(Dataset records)

══════════

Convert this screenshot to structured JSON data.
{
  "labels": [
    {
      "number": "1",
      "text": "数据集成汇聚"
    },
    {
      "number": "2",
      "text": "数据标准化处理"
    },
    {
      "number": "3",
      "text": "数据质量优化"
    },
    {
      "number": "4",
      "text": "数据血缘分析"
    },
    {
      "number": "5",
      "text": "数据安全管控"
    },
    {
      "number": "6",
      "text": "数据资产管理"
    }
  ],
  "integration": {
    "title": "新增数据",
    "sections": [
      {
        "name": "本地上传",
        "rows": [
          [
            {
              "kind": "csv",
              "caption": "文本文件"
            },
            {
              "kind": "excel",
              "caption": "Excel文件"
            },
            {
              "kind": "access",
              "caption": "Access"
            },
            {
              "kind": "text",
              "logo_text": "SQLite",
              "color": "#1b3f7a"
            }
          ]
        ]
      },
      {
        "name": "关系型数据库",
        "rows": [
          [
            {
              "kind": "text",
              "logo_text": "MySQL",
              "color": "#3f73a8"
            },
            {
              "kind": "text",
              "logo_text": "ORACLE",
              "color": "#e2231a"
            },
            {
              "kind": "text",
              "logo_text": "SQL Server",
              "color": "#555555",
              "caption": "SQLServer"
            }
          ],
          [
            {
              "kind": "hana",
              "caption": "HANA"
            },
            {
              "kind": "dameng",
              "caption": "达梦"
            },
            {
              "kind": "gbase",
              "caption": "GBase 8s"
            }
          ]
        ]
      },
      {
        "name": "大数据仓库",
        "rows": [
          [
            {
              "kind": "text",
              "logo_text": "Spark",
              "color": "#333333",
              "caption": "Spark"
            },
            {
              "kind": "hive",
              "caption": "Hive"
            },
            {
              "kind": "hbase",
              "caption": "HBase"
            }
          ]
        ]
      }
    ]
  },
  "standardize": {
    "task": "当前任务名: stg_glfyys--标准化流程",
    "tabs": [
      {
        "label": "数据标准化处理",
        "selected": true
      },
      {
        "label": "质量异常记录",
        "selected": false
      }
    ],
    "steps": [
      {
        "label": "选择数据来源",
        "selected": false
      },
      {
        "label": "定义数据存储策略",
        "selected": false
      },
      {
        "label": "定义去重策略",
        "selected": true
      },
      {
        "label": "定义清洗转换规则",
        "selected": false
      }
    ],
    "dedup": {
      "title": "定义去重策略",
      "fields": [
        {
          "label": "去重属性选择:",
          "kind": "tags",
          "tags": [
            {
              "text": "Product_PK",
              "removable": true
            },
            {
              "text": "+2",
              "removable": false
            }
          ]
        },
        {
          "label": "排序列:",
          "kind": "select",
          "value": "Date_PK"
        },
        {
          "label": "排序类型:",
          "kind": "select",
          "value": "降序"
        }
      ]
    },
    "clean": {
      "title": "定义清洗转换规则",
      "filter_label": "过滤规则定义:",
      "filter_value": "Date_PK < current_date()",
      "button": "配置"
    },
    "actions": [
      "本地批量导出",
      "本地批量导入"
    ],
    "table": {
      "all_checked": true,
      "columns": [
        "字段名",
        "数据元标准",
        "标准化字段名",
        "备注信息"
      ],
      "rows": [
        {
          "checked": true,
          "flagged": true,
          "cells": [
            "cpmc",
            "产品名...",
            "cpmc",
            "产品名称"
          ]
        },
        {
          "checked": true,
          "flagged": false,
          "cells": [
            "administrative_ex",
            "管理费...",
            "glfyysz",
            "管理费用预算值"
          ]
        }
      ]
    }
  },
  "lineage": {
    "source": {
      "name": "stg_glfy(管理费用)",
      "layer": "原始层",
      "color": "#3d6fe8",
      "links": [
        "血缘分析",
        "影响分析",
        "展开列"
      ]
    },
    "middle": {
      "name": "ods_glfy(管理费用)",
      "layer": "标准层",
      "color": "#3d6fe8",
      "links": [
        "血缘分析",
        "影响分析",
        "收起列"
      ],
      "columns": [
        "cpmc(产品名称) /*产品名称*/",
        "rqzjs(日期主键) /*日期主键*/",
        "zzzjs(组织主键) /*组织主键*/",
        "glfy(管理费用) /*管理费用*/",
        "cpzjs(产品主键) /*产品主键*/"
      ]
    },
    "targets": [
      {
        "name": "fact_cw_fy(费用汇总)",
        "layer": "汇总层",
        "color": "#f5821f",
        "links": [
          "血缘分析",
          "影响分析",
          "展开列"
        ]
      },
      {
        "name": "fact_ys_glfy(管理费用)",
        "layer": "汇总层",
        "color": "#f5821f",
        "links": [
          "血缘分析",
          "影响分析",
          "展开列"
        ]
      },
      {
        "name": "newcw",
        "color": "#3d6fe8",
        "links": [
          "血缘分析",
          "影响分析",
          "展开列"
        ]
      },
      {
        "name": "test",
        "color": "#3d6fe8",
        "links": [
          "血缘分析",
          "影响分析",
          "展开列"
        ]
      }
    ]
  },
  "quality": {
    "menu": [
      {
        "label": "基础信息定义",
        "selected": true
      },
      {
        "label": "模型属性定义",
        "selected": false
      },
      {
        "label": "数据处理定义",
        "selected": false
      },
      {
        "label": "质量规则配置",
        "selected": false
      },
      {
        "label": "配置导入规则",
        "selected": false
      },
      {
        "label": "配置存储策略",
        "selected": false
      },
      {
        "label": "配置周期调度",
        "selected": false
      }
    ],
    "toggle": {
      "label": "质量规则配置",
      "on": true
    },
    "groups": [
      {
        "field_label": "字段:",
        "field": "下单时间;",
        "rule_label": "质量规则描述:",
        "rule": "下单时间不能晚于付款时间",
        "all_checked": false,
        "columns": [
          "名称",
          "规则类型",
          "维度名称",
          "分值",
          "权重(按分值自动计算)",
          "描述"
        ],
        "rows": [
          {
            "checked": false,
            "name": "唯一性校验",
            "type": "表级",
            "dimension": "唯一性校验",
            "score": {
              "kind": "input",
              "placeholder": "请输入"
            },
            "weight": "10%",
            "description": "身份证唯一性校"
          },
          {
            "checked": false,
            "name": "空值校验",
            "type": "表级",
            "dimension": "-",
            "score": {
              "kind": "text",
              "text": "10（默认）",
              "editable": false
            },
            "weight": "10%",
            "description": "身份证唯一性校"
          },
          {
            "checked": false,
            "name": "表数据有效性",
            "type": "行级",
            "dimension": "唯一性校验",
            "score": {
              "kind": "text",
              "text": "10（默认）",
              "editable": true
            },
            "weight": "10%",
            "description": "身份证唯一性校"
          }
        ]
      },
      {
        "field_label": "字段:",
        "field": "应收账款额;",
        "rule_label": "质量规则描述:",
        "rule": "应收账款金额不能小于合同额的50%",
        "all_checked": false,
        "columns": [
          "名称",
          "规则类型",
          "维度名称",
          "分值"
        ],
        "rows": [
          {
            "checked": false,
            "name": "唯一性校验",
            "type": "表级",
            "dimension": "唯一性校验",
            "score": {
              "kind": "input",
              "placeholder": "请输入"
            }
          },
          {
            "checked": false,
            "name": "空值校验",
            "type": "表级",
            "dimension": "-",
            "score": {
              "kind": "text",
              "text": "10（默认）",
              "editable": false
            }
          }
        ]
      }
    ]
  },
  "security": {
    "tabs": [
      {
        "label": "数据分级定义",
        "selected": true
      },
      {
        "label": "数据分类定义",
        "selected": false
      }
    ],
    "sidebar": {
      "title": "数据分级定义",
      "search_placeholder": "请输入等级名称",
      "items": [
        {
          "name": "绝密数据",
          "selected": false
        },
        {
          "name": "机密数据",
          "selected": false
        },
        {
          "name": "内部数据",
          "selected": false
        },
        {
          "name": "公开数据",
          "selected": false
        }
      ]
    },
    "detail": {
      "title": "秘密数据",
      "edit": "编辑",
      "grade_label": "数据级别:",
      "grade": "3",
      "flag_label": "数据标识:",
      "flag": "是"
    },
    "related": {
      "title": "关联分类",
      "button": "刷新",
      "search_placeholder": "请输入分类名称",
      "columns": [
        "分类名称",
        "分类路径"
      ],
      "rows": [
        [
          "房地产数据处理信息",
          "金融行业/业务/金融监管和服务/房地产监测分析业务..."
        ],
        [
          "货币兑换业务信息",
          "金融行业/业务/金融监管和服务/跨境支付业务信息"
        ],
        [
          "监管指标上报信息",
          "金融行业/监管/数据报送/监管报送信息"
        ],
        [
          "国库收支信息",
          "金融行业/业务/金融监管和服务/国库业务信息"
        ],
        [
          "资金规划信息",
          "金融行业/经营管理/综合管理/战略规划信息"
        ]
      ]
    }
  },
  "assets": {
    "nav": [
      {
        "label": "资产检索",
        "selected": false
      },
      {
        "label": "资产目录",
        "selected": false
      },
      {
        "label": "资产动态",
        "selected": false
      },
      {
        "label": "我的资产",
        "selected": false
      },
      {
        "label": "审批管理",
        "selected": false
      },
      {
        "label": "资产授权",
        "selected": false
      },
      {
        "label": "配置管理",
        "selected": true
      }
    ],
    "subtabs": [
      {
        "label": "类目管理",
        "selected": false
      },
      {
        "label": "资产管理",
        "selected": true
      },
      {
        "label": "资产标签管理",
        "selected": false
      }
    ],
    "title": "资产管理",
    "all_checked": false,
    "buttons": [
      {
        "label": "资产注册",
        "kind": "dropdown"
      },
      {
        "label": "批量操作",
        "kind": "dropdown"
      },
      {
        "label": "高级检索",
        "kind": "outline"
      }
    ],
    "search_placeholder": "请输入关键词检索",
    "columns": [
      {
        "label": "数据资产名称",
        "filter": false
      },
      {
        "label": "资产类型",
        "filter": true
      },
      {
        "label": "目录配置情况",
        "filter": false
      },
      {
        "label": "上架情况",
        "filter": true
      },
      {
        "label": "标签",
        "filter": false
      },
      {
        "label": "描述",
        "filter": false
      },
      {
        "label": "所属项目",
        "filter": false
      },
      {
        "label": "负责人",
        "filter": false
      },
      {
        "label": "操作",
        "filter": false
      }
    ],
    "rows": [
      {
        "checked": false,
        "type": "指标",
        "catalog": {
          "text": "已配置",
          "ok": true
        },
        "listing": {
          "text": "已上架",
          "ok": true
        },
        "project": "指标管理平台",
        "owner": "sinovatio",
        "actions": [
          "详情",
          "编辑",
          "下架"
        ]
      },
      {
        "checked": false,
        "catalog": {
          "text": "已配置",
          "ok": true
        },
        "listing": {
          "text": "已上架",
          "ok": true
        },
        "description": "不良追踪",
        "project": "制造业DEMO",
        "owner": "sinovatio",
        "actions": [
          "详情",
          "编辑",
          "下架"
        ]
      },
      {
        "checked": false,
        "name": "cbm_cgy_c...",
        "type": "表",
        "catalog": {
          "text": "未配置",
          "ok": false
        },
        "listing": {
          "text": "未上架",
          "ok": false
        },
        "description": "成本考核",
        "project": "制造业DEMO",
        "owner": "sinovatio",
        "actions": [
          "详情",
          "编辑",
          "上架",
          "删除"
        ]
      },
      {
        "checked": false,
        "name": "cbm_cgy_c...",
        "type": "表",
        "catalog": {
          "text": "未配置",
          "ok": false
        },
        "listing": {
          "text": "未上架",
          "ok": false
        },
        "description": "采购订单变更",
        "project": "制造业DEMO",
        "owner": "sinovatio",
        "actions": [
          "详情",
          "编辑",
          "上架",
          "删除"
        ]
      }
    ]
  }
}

══════════

TASK INSTRUCTIONS:
Gather all lines with the string "number" from the data.

RESULT FOR THIS TASK:
      "number": "1",
      "number": "2",
      "number": "3",
      "number": "4",
      "number": "5",
      "number": "6",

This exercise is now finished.